**AIM OF THE TASK**
Reproduce exactly the lines from the one containing "Extract the structured" through the last line of the data, both ends included.

**Dataset excerpts**
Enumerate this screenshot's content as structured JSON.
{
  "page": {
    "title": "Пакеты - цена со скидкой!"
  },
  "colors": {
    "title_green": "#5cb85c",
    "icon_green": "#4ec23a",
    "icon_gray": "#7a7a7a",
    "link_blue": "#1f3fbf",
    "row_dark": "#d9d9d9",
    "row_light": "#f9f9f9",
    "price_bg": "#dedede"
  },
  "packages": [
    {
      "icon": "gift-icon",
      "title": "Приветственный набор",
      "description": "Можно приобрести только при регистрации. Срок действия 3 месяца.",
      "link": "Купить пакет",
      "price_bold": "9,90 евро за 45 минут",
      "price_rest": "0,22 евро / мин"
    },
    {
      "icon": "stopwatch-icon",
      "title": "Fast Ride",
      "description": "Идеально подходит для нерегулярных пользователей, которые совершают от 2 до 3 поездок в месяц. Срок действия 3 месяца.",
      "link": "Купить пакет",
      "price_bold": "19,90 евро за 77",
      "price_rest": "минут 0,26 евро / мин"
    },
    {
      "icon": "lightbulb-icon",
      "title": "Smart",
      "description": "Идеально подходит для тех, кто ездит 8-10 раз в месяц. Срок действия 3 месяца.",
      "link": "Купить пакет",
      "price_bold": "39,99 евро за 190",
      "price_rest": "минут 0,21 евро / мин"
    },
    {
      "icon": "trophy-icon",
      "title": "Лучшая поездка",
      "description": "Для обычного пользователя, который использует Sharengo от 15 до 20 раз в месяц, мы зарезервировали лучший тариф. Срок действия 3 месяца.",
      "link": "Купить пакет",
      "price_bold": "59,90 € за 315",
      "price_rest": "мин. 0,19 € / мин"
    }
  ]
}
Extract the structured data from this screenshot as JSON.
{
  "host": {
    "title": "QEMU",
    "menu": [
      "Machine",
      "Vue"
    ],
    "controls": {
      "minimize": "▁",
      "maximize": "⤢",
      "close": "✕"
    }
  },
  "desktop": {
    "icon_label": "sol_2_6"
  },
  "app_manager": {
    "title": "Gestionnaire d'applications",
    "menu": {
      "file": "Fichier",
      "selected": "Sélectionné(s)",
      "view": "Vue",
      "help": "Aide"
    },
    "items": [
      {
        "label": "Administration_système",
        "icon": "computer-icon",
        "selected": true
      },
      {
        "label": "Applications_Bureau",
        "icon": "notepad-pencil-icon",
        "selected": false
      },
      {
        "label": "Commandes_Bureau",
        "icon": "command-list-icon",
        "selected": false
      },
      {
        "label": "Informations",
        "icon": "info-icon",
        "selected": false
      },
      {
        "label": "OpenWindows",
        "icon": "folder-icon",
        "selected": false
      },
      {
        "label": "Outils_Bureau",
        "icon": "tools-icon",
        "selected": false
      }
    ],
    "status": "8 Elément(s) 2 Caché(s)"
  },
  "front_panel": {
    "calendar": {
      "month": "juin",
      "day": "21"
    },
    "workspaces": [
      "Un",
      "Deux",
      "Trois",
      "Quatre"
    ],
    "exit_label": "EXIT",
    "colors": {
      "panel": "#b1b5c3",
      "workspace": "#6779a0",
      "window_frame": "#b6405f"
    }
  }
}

**OUTPUT OF THE EXERCISE**
Extract the structured data from this screenshot as JSON.
{
  "host": {
    "title": "QEMU",
    "menu": [
      "Machine",
      "Vue"
    ],
    "controls": {
      "minimize": "▁",
      "maximize": "⤢",
      "close": "✕"
    }
  },
  "desktop": {
    "icon_label": "sol_2_6"
  },
  "app_manager": {
    "title": "Gestionnaire d'applications",
    "menu": {
      "file": "Fichier",
      "selected": "Sélectionné(s)",
      "view": "Vue",
      "help": "Aide"
    },
    "items": [
      {
        "label": "Administration_système",
        "icon": "computer-icon",
        "selected": true
      },
      {
        "label": "Applications_Bureau",
        "icon": "notepad-pencil-icon",
        "selected": false
      },
      {
        "label": "Commandes_Bureau",
        "icon": "command-list-icon",
        "selected": false
      },
      {
        "label": "Informations",
        "icon": "info-icon",
        "selected": false
      },
      {
        "label": "OpenWindows",
        "icon": "folder-icon",
        "selected": false
      },
      {
        "label": "Outils_Bureau",
        "icon": "tools-icon",
        "selected": false
      }
    ],
    "status": "8 Elément(s) 2 Caché(s)"
  },
  "front_panel": {
    "calendar": {
      "month": "juin",
      "day": "21"
    },
    "workspaces": [
      "Un",
      "Deux",
      "Trois",
      "Quatre"
    ],
    "exit_label": "EXIT",
    "colors": {
      "panel": "#b1b5c3",
      "workspace": "#6779a0",
      "window_frame": "#b6405f"
    }
  }
}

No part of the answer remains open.